The records
____________

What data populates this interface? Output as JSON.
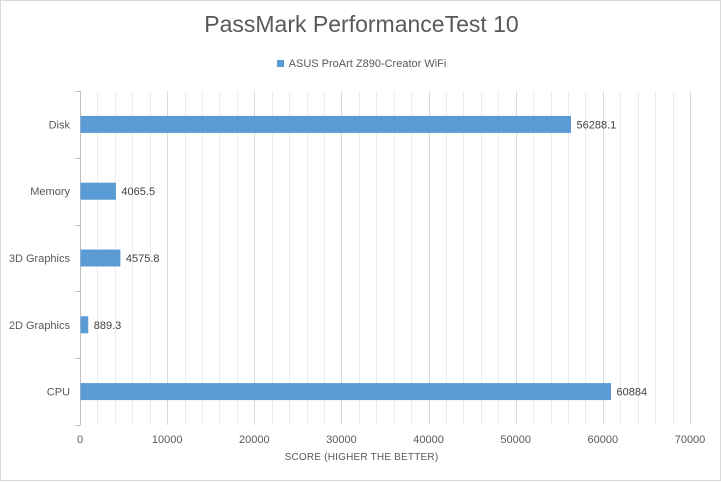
{
  "chart_data": {
    "type": "bar",
    "orientation": "horizontal",
    "title": "PassMark PerformanceTest 10",
    "xlabel": "SCORE (HIGHER THE BETTER)",
    "ylabel": "",
    "categories": [
      "Disk",
      "Memory",
      "3D Graphics",
      "2D Graphics",
      "CPU"
    ],
    "series": [
      {
        "name": "ASUS ProArt Z890-Creator WiFi",
        "values": [
          56288.1,
          4065.5,
          4575.8,
          889.3,
          60884
        ],
        "value_labels": [
          "56288.1",
          "4065.5",
          "4575.8",
          "889.3",
          "60884"
        ],
        "color": "#5b9bd5"
      }
    ],
    "xlim": [
      0,
      70000
    ],
    "major_ticks": [
      0,
      10000,
      20000,
      30000,
      40000,
      50000,
      60000,
      70000
    ],
    "minor_tick_step": 2000,
    "grid": true,
    "legend_position": "top"
  }
}
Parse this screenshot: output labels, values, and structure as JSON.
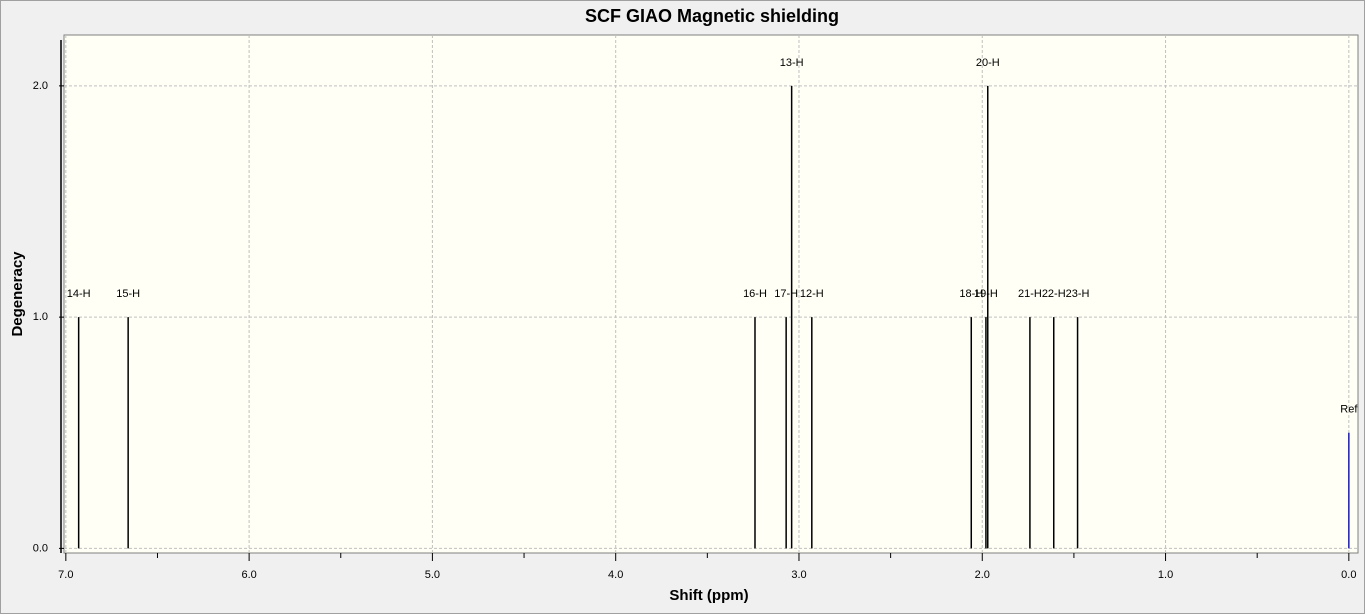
{
  "chart_data": {
    "type": "stick",
    "title": "SCF GIAO Magnetic shielding",
    "x_label": "Shift (ppm)",
    "y_label": "Degeneracy",
    "x": [
      6.93,
      6.66,
      3.24,
      3.07,
      3.04,
      2.93,
      2.06,
      1.98,
      1.97,
      1.74,
      1.61,
      1.48
    ],
    "values": [
      1,
      1,
      1,
      1,
      2,
      1,
      1,
      1,
      2,
      1,
      1,
      1
    ],
    "labels": [
      "14-H",
      "15-H",
      "16-H",
      "17-H",
      "13-H",
      "12-H",
      "18-H",
      "19-H",
      "20-H",
      "21-H",
      "22-H",
      "23-H"
    ],
    "color": "#000000",
    "reference": {
      "x": 0,
      "value": 0.5,
      "label": "Ref",
      "color": "#1a1acc"
    },
    "xlim": [
      7.01,
      -0.05
    ],
    "ylim": [
      -0.02,
      2.22
    ],
    "xticks": [
      {
        "value": 7,
        "label": "7.0"
      },
      {
        "value": 6,
        "label": "6.0"
      },
      {
        "value": 5,
        "label": "5.0"
      },
      {
        "value": 4,
        "label": "4.0"
      },
      {
        "value": 3,
        "label": "3.0"
      },
      {
        "value": 2,
        "label": "2.0"
      },
      {
        "value": 1,
        "label": "1.0"
      },
      {
        "value": 0,
        "label": "0.0"
      }
    ],
    "xminorticks": [
      6.5,
      5.5,
      4.5,
      3.5,
      2.5,
      1.5,
      0.5
    ],
    "yticks": [
      {
        "value": 0,
        "label": "0.0"
      },
      {
        "value": 1,
        "label": "1.0"
      },
      {
        "value": 2,
        "label": "2.0"
      }
    ],
    "grid": true
  }
}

____________

Problem requirements
Repeat the material verbatim. Do not carry over any picture.

Finished answer
What data populates this interface? Output as JSON.
{
  "chart_data": {
    "type": "bar",
    "orientation": "horizontal",
    "title": "PassMark PerformanceTest 10",
    "xlabel": "SCORE (HIGHER THE BETTER)",
    "ylabel": "",
    "categories": [
      "Disk",
      "Memory",
      "3D Graphics",
      "2D Graphics",
      "CPU"
    ],
    "series": [
      {
        "name": "ASUS ProArt Z890-Creator WiFi",
        "values": [
          56288.1,
          4065.5,
          4575.8,
          889.3,
          60884
        ],
        "value_labels": [
          "56288.1",
          "4065.5",
          "4575.8",
          "889.3",
          "60884"
        ],
        "color": "#5b9bd5"
      }
    ],
    "xlim": [
      0,
      70000
    ],
    "major_ticks": [
      0,
      10000,
      20000,
      30000,
      40000,
      50000,
      60000,
      70000
    ],
    "minor_tick_step": 2000,
    "grid": true,
    "legend_position": "top"
  }
}
Parse this screenshot: output labels, values, and structure as JSON.
{
  "chart_data": {
    "type": "stick",
    "title": "SCF GIAO Magnetic shielding",
    "x_label": "Shift (ppm)",
    "y_label": "Degeneracy",
    "x": [
      6.93,
      6.66,
      3.24,
      3.07,
      3.04,
      2.93,
      2.06,
      1.98,
      1.97,
      1.74,
      1.61,
      1.48
    ],
    "values": [
      1,
      1,
      1,
      1,
      2,
      1,
      1,
      1,
      2,
      1,
      1,
      1
    ],
    "labels": [
      "14-H",
      "15-H",
      "16-H",
      "17-H",
      "13-H",
      "12-H",
      "18-H",
      "19-H",
      "20-H",
      "21-H",
      "22-H",
      "23-H"
    ],
    "color": "#000000",
    "reference": {
      "x": 0,
      "value": 0.5,
      "label": "Ref",
      "color": "#1a1acc"
    },
    "xlim": [
      7.01,
      -0.05
    ],
    "ylim": [
      -0.02,
      2.22
    ],
    "xticks": [
      {
        "value": 7,
        "label": "7.0"
      },
      {
        "value": 6,
        "label": "6.0"
      },
      {
        "value": 5,
        "label": "5.0"
      },
      {
        "value": 4,
        "label": "4.0"
      },
      {
        "value": 3,
        "label": "3.0"
      },
      {
        "value": 2,
        "label": "2.0"
      },
      {
        "value": 1,
        "label": "1.0"
      },
      {
        "value": 0,
        "label": "0.0"
      }
    ],
    "xminorticks": [
      6.5,
      5.5,
      4.5,
      3.5,
      2.5,
      1.5,
      0.5
    ],
    "yticks": [
      {
        "value": 0,
        "label": "0.0"
      },
      {
        "value": 1,
        "label": "1.0"
      },
      {
        "value": 2,
        "label": "2.0"
      }
    ],
    "grid": true
  }
}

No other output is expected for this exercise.